[Element box lines]
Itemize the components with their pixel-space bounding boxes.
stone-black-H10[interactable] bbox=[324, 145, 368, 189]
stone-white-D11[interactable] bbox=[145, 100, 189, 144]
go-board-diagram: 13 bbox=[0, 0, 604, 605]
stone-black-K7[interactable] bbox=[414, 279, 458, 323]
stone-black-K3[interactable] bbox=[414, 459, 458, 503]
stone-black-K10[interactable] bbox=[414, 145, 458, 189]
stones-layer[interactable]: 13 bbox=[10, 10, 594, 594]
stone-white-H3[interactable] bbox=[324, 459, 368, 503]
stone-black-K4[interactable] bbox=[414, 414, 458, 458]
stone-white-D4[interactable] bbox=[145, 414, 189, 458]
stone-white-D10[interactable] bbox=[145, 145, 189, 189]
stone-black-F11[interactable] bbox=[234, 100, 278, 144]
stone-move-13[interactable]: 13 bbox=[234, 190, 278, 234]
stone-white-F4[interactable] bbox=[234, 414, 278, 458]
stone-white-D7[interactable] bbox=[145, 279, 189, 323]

* [YOUR OBJECTIVE]: Rewrite all of the lines above as a JSON list of strings, with one string per line and any blank lines left out.

* [ANSWER TO THIS PROBLEM]:
[
  "Itemize the components with their pixel-space bounding boxes.",
  "stone-black-H10[interactable] bbox=[324, 145, 368, 189]",
  "stone-white-D11[interactable] bbox=[145, 100, 189, 144]",
  "go-board-diagram: 13 bbox=[0, 0, 604, 605]",
  "stone-black-K7[interactable] bbox=[414, 279, 458, 323]",
  "stone-black-K3[interactable] bbox=[414, 459, 458, 503]",
  "stone-black-K10[interactable] bbox=[414, 145, 458, 189]",
  "stones-layer[interactable]: 13 bbox=[10, 10, 594, 594]",
  "stone-white-H3[interactable] bbox=[324, 459, 368, 503]",
  "stone-black-K4[interactable] bbox=[414, 414, 458, 458]",
  "stone-white-D4[interactable] bbox=[145, 414, 189, 458]",
  "stone-white-D10[interactable] bbox=[145, 145, 189, 189]",
  "stone-black-F11[interactable] bbox=[234, 100, 278, 144]",
  "stone-move-13[interactable]: 13 bbox=[234, 190, 278, 234]",
  "stone-white-F4[interactable] bbox=[234, 414, 278, 458]",
  "stone-white-D7[interactable] bbox=[145, 279, 189, 323]"
]